Restate the complete material exactly.

---------------

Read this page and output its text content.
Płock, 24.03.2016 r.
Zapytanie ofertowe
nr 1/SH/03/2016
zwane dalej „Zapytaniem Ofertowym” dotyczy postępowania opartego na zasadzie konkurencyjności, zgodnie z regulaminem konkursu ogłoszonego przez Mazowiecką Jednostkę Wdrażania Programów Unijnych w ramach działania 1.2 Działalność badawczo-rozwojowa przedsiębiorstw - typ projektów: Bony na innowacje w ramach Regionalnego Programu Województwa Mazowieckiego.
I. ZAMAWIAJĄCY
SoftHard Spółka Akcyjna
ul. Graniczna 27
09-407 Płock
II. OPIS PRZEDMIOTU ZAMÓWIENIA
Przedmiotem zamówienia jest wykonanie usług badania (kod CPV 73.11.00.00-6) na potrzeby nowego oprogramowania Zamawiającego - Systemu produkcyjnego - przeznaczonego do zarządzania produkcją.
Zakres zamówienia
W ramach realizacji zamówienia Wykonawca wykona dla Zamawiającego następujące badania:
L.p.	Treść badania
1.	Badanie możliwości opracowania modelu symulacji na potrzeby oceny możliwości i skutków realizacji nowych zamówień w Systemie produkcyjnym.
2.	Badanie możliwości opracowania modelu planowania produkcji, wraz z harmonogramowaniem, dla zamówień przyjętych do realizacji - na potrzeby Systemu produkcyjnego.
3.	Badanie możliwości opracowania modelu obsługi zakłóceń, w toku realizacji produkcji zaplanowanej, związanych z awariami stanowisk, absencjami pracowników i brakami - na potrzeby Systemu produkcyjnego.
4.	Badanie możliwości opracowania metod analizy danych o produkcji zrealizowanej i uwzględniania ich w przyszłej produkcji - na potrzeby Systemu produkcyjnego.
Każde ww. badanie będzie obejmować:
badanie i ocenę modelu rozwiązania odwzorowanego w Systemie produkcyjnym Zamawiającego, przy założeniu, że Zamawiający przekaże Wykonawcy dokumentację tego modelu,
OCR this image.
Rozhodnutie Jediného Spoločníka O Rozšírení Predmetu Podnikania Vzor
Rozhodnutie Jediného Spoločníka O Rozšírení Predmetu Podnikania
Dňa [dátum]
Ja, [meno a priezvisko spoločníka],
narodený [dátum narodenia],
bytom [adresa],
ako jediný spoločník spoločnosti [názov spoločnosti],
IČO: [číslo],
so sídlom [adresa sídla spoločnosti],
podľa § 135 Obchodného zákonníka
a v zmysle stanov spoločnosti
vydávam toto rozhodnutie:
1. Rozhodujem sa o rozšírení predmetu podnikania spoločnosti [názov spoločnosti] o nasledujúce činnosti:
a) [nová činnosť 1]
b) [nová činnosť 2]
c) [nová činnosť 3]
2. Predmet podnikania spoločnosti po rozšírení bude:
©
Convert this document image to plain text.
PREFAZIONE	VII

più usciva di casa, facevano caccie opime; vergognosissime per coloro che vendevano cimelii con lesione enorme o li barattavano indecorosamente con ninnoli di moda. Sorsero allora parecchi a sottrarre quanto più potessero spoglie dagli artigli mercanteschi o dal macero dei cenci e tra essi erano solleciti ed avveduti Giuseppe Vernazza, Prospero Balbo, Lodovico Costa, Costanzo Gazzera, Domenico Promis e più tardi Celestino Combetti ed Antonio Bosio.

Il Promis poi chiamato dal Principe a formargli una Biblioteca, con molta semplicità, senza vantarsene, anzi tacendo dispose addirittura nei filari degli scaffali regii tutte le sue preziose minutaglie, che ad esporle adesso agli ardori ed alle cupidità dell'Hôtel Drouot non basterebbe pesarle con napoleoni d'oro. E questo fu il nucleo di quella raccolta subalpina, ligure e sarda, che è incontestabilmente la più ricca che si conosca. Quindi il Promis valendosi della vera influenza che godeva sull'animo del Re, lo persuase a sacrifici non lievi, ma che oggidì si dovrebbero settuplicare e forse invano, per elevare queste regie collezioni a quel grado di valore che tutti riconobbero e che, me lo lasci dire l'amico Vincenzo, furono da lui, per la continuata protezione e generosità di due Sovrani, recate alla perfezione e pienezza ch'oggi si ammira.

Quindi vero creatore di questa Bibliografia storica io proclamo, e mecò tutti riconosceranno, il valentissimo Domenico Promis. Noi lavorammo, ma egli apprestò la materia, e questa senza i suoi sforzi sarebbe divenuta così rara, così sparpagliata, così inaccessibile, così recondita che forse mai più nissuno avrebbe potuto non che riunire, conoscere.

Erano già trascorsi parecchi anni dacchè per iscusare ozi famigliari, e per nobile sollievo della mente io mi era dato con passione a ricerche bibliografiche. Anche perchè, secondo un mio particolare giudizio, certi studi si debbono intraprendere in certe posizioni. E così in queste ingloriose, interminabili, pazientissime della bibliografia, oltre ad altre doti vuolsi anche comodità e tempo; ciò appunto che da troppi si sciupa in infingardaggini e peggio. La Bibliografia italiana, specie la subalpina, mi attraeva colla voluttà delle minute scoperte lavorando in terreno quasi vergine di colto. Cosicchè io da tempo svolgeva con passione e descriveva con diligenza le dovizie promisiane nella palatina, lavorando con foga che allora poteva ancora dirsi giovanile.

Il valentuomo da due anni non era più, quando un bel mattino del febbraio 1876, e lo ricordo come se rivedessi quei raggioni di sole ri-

---------------

> _SOLUTION TO THE EXERCISE_:
Read this page and output its text content.
Płock, 24.03.2016 r.
Zapytanie ofertowe
nr 1/SH/03/2016
zwane dalej „Zapytaniem Ofertowym” dotyczy postępowania opartego na zasadzie konkurencyjności, zgodnie z regulaminem konkursu ogłoszonego przez Mazowiecką Jednostkę Wdrażania Programów Unijnych w ramach działania 1.2 Działalność badawczo-rozwojowa przedsiębiorstw - typ projektów: Bony na innowacje w ramach Regionalnego Programu Województwa Mazowieckiego.
I. ZAMAWIAJĄCY
SoftHard Spółka Akcyjna
ul. Graniczna 27
09-407 Płock
II. OPIS PRZEDMIOTU ZAMÓWIENIA
Przedmiotem zamówienia jest wykonanie usług badania (kod CPV 73.11.00.00-6) na potrzeby nowego oprogramowania Zamawiającego - Systemu produkcyjnego - przeznaczonego do zarządzania produkcją.
Zakres zamówienia
W ramach realizacji zamówienia Wykonawca wykona dla Zamawiającego następujące badania:
L.p.	Treść badania
1.	Badanie możliwości opracowania modelu symulacji na potrzeby oceny możliwości i skutków realizacji nowych zamówień w Systemie produkcyjnym.
2.	Badanie możliwości opracowania modelu planowania produkcji, wraz z harmonogramowaniem, dla zamówień przyjętych do realizacji - na potrzeby Systemu produkcyjnego.
3.	Badanie możliwości opracowania modelu obsługi zakłóceń, w toku realizacji produkcji zaplanowanej, związanych z awariami stanowisk, absencjami pracowników i brakami - na potrzeby Systemu produkcyjnego.
4.	Badanie możliwości opracowania metod analizy danych o produkcji zrealizowanej i uwzględniania ich w przyszłej produkcji - na potrzeby Systemu produkcyjnego.
Każde ww. badanie będzie obejmować:
badanie i ocenę modelu rozwiązania odwzorowanego w Systemie produkcyjnym Zamawiającego, przy założeniu, że Zamawiający przekaże Wykonawcy dokumentację tego modelu,
OCR this image.
Rozhodnutie Jediného Spoločníka O Rozšírení Predmetu Podnikania Vzor
Rozhodnutie Jediného Spoločníka O Rozšírení Predmetu Podnikania
Dňa [dátum]
Ja, [meno a priezvisko spoločníka],
narodený [dátum narodenia],
bytom [adresa],
ako jediný spoločník spoločnosti [názov spoločnosti],
IČO: [číslo],
so sídlom [adresa sídla spoločnosti],
podľa § 135 Obchodného zákonníka
a v zmysle stanov spoločnosti
vydávam toto rozhodnutie:
1. Rozhodujem sa o rozšírení predmetu podnikania spoločnosti [názov spoločnosti] o nasledujúce činnosti:
a) [nová činnosť 1]
b) [nová činnosť 2]
c) [nová činnosť 3]
2. Predmet podnikania spoločnosti po rozšírení bude:
©
Convert this document image to plain text.
PREFAZIONE	VII

più usciva di casa, facevano caccie opime; vergognosissime per coloro che vendevano cimelii con lesione enorme o li barattavano indecorosamente con ninnoli di moda. Sorsero allora parecchi a sottrarre quanto più potessero spoglie dagli artigli mercanteschi o dal macero dei cenci e tra essi erano solleciti ed avveduti Giuseppe Vernazza, Prospero Balbo, Lodovico Costa, Costanzo Gazzera, Domenico Promis e più tardi Celestino Combetti ed Antonio Bosio.

Il Promis poi chiamato dal Principe a formargli una Biblioteca, con molta semplicità, senza vantarsene, anzi tacendo dispose addirittura nei filari degli scaffali regii tutte le sue preziose minutaglie, che ad esporle adesso agli ardori ed alle cupidità dell'Hôtel Drouot non basterebbe pesarle con napoleoni d'oro. E questo fu il nucleo di quella raccolta subalpina, ligure e sarda, che è incontestabilmente la più ricca che si conosca. Quindi il Promis valendosi della vera influenza che godeva sull'animo del Re, lo persuase a sacrifici non lievi, ma che oggidì si dovrebbero settuplicare e forse invano, per elevare queste regie collezioni a quel grado di valore che tutti riconobbero e che, me lo lasci dire l'amico Vincenzo, furono da lui, per la continuata protezione e generosità di due Sovrani, recate alla perfezione e pienezza ch'oggi si ammira.

Quindi vero creatore di questa Bibliografia storica io proclamo, e mecò tutti riconosceranno, il valentissimo Domenico Promis. Noi lavorammo, ma egli apprestò la materia, e questa senza i suoi sforzi sarebbe divenuta così rara, così sparpagliata, così inaccessibile, così recondita che forse mai più nissuno avrebbe potuto non che riunire, conoscere.

Erano già trascorsi parecchi anni dacchè per iscusare ozi famigliari, e per nobile sollievo della mente io mi era dato con passione a ricerche bibliografiche. Anche perchè, secondo un mio particolare giudizio, certi studi si debbono intraprendere in certe posizioni. E così in queste ingloriose, interminabili, pazientissime della bibliografia, oltre ad altre doti vuolsi anche comodità e tempo; ciò appunto che da troppi si sciupa in infingardaggini e peggio. La Bibliografia italiana, specie la subalpina, mi attraeva colla voluttà delle minute scoperte lavorando in terreno quasi vergine di colto. Cosicchè io da tempo svolgeva con passione e descriveva con diligenza le dovizie promisiane nella palatina, lavorando con foga che allora poteva ancora dirsi giovanile.

Il valentuomo da due anni non era più, quando un bel mattino del febbraio 1876, e lo ricordo come se rivedessi quei raggioni di sole ri-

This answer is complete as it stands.